— Work required —
Pull out all lines from the listing below in which the word "científico" appears.

------------------------

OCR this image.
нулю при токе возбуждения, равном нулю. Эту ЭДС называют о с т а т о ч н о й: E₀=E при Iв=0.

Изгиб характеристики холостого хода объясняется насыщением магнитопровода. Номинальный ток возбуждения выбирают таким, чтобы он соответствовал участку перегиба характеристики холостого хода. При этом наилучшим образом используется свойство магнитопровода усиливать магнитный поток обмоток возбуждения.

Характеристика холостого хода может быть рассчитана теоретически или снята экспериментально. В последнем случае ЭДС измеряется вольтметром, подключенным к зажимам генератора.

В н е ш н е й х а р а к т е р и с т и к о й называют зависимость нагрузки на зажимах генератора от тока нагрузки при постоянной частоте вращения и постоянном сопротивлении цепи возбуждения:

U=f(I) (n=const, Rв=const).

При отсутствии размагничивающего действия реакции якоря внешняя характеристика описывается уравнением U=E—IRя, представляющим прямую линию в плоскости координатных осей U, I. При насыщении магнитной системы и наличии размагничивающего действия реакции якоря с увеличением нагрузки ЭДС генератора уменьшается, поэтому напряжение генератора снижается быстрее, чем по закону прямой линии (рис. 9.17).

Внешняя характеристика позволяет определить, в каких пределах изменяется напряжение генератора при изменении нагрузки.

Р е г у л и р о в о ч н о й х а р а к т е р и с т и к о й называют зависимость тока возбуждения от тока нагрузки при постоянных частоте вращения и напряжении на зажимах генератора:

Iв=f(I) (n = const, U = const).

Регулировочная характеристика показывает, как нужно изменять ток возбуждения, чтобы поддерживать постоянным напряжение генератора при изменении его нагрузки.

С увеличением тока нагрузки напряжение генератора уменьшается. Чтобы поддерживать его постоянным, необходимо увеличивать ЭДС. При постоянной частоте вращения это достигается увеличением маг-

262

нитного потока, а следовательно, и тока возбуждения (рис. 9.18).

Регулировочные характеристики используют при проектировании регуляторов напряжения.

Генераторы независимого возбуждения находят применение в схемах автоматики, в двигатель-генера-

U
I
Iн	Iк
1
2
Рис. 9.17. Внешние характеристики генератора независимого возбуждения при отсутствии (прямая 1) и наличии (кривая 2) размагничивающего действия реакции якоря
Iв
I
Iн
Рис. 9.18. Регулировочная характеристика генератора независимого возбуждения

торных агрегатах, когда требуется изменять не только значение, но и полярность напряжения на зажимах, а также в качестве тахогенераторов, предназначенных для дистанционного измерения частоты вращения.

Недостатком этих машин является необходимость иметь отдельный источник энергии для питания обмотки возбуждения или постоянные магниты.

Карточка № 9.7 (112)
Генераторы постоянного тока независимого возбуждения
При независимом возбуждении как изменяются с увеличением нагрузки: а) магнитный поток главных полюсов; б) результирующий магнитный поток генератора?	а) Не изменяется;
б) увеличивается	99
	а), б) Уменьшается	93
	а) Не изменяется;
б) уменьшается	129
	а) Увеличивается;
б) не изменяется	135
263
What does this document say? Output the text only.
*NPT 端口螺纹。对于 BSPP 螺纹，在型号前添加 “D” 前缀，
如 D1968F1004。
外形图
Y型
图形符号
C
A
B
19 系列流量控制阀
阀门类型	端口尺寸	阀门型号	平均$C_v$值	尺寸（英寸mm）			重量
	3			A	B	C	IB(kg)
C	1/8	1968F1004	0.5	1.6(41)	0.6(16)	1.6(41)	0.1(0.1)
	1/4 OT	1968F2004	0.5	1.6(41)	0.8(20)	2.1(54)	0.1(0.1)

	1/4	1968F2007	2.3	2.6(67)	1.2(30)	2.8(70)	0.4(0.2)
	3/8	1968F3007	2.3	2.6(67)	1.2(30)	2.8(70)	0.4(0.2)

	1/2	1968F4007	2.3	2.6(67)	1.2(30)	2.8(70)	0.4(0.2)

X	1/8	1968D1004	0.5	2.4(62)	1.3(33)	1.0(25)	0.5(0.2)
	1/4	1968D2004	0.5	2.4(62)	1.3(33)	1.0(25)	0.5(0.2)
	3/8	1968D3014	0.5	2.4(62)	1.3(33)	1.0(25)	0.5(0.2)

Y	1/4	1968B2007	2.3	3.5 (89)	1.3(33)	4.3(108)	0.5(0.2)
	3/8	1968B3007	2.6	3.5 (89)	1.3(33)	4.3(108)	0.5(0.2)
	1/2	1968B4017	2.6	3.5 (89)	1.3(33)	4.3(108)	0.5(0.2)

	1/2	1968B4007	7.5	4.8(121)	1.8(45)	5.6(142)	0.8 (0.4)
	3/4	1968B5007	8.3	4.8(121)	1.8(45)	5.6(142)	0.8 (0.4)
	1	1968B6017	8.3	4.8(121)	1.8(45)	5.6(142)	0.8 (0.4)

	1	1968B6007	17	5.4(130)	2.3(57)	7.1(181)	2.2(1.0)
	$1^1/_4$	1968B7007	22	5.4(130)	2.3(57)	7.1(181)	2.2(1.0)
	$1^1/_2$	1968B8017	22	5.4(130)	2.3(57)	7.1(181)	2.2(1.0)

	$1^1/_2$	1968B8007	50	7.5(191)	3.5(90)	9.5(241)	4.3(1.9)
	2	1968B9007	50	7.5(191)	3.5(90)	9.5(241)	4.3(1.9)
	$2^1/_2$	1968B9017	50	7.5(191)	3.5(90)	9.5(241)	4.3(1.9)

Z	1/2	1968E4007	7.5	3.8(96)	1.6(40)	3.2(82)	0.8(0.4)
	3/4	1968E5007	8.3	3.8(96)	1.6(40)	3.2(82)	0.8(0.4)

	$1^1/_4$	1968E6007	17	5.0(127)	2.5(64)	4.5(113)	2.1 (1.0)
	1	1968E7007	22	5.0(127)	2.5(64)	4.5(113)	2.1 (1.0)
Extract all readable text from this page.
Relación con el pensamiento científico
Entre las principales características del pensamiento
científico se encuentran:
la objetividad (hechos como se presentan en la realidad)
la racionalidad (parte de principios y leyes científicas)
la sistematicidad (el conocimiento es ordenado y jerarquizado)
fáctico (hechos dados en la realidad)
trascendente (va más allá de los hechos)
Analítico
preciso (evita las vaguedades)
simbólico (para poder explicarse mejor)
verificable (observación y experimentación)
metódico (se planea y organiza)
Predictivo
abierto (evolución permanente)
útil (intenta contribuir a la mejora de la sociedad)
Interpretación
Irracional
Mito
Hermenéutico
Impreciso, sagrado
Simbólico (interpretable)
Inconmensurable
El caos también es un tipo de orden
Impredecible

------------------------

— Finished exercise —
Relación con el pensamiento científico
científico se encuentran:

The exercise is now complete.